▶ [EXERCISE AIM] Copy every line of the material below word for word.

▶ [PROVIDED RECORDS]

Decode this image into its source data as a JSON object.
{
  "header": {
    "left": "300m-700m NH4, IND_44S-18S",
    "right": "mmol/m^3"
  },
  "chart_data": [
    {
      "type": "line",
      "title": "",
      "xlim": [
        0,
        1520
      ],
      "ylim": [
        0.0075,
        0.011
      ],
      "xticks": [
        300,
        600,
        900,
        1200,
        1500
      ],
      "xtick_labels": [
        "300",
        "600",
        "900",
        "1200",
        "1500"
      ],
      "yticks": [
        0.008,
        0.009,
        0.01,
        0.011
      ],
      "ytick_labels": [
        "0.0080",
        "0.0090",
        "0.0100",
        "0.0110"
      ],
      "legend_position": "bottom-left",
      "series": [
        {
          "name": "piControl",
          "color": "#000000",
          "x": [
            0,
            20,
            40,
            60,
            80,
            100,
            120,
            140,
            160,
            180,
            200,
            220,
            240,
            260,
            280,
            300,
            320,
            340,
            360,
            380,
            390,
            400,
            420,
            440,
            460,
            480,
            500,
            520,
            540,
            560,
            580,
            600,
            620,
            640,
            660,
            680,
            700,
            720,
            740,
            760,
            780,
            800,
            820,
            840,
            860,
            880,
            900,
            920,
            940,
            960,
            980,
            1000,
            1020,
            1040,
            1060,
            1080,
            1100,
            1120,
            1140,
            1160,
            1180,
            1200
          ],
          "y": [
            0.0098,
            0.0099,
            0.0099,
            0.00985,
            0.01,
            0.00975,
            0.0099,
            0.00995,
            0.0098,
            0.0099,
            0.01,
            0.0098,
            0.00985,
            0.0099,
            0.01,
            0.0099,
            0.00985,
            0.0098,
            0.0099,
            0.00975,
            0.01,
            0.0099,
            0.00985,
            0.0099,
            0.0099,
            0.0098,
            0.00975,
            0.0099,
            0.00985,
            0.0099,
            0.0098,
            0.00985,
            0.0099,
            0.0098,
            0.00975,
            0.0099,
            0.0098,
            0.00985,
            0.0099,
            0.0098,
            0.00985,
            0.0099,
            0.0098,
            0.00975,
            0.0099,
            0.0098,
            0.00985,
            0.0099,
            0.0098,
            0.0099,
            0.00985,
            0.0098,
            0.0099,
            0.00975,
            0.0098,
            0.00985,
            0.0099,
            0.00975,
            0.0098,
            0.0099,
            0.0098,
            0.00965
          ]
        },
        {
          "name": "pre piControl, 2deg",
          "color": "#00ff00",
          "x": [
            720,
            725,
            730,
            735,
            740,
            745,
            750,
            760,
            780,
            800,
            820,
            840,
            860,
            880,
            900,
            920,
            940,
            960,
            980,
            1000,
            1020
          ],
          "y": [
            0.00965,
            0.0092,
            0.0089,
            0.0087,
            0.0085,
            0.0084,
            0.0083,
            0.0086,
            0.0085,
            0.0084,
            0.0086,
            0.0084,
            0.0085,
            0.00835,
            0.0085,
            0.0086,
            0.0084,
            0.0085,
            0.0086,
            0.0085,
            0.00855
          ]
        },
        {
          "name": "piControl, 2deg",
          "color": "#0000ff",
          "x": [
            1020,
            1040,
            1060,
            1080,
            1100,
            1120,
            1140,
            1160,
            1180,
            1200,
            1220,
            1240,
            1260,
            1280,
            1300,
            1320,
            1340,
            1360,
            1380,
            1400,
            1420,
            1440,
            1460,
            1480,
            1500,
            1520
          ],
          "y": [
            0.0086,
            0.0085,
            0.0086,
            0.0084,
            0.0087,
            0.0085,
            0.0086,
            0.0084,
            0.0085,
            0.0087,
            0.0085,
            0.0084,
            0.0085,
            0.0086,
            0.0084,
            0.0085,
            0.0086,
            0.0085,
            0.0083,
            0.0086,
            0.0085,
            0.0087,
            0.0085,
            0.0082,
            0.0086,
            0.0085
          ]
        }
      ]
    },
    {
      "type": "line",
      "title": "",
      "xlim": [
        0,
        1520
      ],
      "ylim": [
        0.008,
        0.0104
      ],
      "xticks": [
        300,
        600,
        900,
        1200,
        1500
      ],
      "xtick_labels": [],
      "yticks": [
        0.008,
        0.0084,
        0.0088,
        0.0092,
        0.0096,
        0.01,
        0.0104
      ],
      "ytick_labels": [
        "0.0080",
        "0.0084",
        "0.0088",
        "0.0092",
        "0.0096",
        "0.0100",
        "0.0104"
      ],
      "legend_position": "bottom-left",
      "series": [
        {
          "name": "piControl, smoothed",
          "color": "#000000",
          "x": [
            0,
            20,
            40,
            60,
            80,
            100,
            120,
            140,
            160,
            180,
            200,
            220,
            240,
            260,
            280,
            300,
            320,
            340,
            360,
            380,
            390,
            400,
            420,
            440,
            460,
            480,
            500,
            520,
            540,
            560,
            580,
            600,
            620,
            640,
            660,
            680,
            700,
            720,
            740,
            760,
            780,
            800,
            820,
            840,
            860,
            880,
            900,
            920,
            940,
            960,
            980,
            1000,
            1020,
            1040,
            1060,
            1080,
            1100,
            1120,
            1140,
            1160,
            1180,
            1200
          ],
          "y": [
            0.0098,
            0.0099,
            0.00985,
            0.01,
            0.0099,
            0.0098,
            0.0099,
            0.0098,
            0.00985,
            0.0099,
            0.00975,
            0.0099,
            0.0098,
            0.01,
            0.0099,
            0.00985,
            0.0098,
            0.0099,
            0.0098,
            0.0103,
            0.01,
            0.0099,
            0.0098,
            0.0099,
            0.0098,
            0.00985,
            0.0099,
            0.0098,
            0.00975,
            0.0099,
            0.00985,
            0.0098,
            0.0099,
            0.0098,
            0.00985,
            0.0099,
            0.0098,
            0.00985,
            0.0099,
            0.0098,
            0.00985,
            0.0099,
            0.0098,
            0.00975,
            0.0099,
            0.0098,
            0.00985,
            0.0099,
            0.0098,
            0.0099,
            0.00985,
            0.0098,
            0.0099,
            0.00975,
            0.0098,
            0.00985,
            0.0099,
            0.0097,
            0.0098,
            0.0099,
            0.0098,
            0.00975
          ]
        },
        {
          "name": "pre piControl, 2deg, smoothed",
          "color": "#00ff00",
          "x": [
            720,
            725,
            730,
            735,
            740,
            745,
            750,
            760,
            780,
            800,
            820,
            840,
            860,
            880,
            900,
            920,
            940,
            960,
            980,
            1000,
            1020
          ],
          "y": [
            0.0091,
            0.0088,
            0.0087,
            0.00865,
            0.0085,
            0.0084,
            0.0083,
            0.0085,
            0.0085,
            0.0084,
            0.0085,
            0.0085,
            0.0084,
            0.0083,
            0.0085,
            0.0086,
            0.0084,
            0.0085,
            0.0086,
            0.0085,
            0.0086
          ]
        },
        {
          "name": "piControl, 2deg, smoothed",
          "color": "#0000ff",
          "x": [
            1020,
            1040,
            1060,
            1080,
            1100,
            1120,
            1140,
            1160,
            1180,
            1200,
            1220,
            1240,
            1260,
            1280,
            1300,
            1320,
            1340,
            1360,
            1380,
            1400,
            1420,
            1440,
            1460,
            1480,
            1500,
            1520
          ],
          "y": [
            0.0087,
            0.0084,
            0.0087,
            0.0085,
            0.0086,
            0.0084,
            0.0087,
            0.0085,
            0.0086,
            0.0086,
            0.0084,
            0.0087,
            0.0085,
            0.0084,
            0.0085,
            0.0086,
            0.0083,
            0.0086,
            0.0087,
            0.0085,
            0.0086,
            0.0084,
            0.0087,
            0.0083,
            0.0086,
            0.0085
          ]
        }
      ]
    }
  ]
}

▶ [WORKED ANSWER]
Decode this image into its source data as a JSON object.
{
  "header": {
    "left": "300m-700m NH4, IND_44S-18S",
    "right": "mmol/m^3"
  },
  "chart_data": [
    {
      "type": "line",
      "title": "",
      "xlim": [
        0,
        1520
      ],
      "ylim": [
        0.0075,
        0.011
      ],
      "xticks": [
        300,
        600,
        900,
        1200,
        1500
      ],
      "xtick_labels": [
        "300",
        "600",
        "900",
        "1200",
        "1500"
      ],
      "yticks": [
        0.008,
        0.009,
        0.01,
        0.011
      ],
      "ytick_labels": [
        "0.0080",
        "0.0090",
        "0.0100",
        "0.0110"
      ],
      "legend_position": "bottom-left",
      "series": [
        {
          "name": "piControl",
          "color": "#000000",
          "x": [
            0,
            20,
            40,
            60,
            80,
            100,
            120,
            140,
            160,
            180,
            200,
            220,
            240,
            260,
            280,
            300,
            320,
            340,
            360,
            380,
            390,
            400,
            420,
            440,
            460,
            480,
            500,
            520,
            540,
            560,
            580,
            600,
            620,
            640,
            660,
            680,
            700,
            720,
            740,
            760,
            780,
            800,
            820,
            840,
            860,
            880,
            900,
            920,
            940,
            960,
            980,
            1000,
            1020,
            1040,
            1060,
            1080,
            1100,
            1120,
            1140,
            1160,
            1180,
            1200
          ],
          "y": [
            0.0098,
            0.0099,
            0.0099,
            0.00985,
            0.01,
            0.00975,
            0.0099,
            0.00995,
            0.0098,
            0.0099,
            0.01,
            0.0098,
            0.00985,
            0.0099,
            0.01,
            0.0099,
            0.00985,
            0.0098,
            0.0099,
            0.00975,
            0.01,
            0.0099,
            0.00985,
            0.0099,
            0.0099,
            0.0098,
            0.00975,
            0.0099,
            0.00985,
            0.0099,
            0.0098,
            0.00985,
            0.0099,
            0.0098,
            0.00975,
            0.0099,
            0.0098,
            0.00985,
            0.0099,
            0.0098,
            0.00985,
            0.0099,
            0.0098,
            0.00975,
            0.0099,
            0.0098,
            0.00985,
            0.0099,
            0.0098,
            0.0099,
            0.00985,
            0.0098,
            0.0099,
            0.00975,
            0.0098,
            0.00985,
            0.0099,
            0.00975,
            0.0098,
            0.0099,
            0.0098,
            0.00965
          ]
        },
        {
          "name": "pre piControl, 2deg",
          "color": "#00ff00",
          "x": [
            720,
            725,
            730,
            735,
            740,
            745,
            750,
            760,
            780,
            800,
            820,
            840,
            860,
            880,
            900,
            920,
            940,
            960,
            980,
            1000,
            1020
          ],
          "y": [
            0.00965,
            0.0092,
            0.0089,
            0.0087,
            0.0085,
            0.0084,
            0.0083,
            0.0086,
            0.0085,
            0.0084,
            0.0086,
            0.0084,
            0.0085,
            0.00835,
            0.0085,
            0.0086,
            0.0084,
            0.0085,
            0.0086,
            0.0085,
            0.00855
          ]
        },
        {
          "name": "piControl, 2deg",
          "color": "#0000ff",
          "x": [
            1020,
            1040,
            1060,
            1080,
            1100,
            1120,
            1140,
            1160,
            1180,
            1200,
            1220,
            1240,
            1260,
            1280,
            1300,
            1320,
            1340,
            1360,
            1380,
            1400,
            1420,
            1440,
            1460,
            1480,
            1500,
            1520
          ],
          "y": [
            0.0086,
            0.0085,
            0.0086,
            0.0084,
            0.0087,
            0.0085,
            0.0086,
            0.0084,
            0.0085,
            0.0087,
            0.0085,
            0.0084,
            0.0085,
            0.0086,
            0.0084,
            0.0085,
            0.0086,
            0.0085,
            0.0083,
            0.0086,
            0.0085,
            0.0087,
            0.0085,
            0.0082,
            0.0086,
            0.0085
          ]
        }
      ]
    },
    {
      "type": "line",
      "title": "",
      "xlim": [
        0,
        1520
      ],
      "ylim": [
        0.008,
        0.0104
      ],
      "xticks": [
        300,
        600,
        900,
        1200,
        1500
      ],
      "xtick_labels": [],
      "yticks": [
        0.008,
        0.0084,
        0.0088,
        0.0092,
        0.0096,
        0.01,
        0.0104
      ],
      "ytick_labels": [
        "0.0080",
        "0.0084",
        "0.0088",
        "0.0092",
        "0.0096",
        "0.0100",
        "0.0104"
      ],
      "legend_position": "bottom-left",
      "series": [
        {
          "name": "piControl, smoothed",
          "color": "#000000",
          "x": [
            0,
            20,
            40,
            60,
            80,
            100,
            120,
            140,
            160,
            180,
            200,
            220,
            240,
            260,
            280,
            300,
            320,
            340,
            360,
            380,
            390,
            400,
            420,
            440,
            460,
            480,
            500,
            520,
            540,
            560,
            580,
            600,
            620,
            640,
            660,
            680,
            700,
            720,
            740,
            760,
            780,
            800,
            820,
            840,
            860,
            880,
            900,
            920,
            940,
            960,
            980,
            1000,
            1020,
            1040,
            1060,
            1080,
            1100,
            1120,
            1140,
            1160,
            1180,
            1200
          ],
          "y": [
            0.0098,
            0.0099,
            0.00985,
            0.01,
            0.0099,
            0.0098,
            0.0099,
            0.0098,
            0.00985,
            0.0099,
            0.00975,
            0.0099,
            0.0098,
            0.01,
            0.0099,
            0.00985,
            0.0098,
            0.0099,
            0.0098,
            0.0103,
            0.01,
            0.0099,
            0.0098,
            0.0099,
            0.0098,
            0.00985,
            0.0099,
            0.0098,
            0.00975,
            0.0099,
            0.00985,
            0.0098,
            0.0099,
            0.0098,
            0.00985,
            0.0099,
            0.0098,
            0.00985,
            0.0099,
            0.0098,
            0.00985,
            0.0099,
            0.0098,
            0.00975,
            0.0099,
            0.0098,
            0.00985,
            0.0099,
            0.0098,
            0.0099,
            0.00985,
            0.0098,
            0.0099,
            0.00975,
            0.0098,
            0.00985,
            0.0099,
            0.0097,
            0.0098,
            0.0099,
            0.0098,
            0.00975
          ]
        },
        {
          "name": "pre piControl, 2deg, smoothed",
          "color": "#00ff00",
          "x": [
            720,
            725,
            730,
            735,
            740,
            745,
            750,
            760,
            780,
            800,
            820,
            840,
            860,
            880,
            900,
            920,
            940,
            960,
            980,
            1000,
            1020
          ],
          "y": [
            0.0091,
            0.0088,
            0.0087,
            0.00865,
            0.0085,
            0.0084,
            0.0083,
            0.0085,
            0.0085,
            0.0084,
            0.0085,
            0.0085,
            0.0084,
            0.0083,
            0.0085,
            0.0086,
            0.0084,
            0.0085,
            0.0086,
            0.0085,
            0.0086
          ]
        },
        {
          "name": "piControl, 2deg, smoothed",
          "color": "#0000ff",
          "x": [
            1020,
            1040,
            1060,
            1080,
            1100,
            1120,
            1140,
            1160,
            1180,
            1200,
            1220,
            1240,
            1260,
            1280,
            1300,
            1320,
            1340,
            1360,
            1380,
            1400,
            1420,
            1440,
            1460,
            1480,
            1500,
            1520
          ],
          "y": [
            0.0087,
            0.0084,
            0.0087,
            0.0085,
            0.0086,
            0.0084,
            0.0087,
            0.0085,
            0.0086,
            0.0086,
            0.0084,
            0.0087,
            0.0085,
            0.0084,
            0.0085,
            0.0086,
            0.0083,
            0.0086,
            0.0087,
            0.0085,
            0.0086,
            0.0084,
            0.0087,
            0.0083,
            0.0086,
            0.0085
          ]
        }
      ]
    }
  ]
}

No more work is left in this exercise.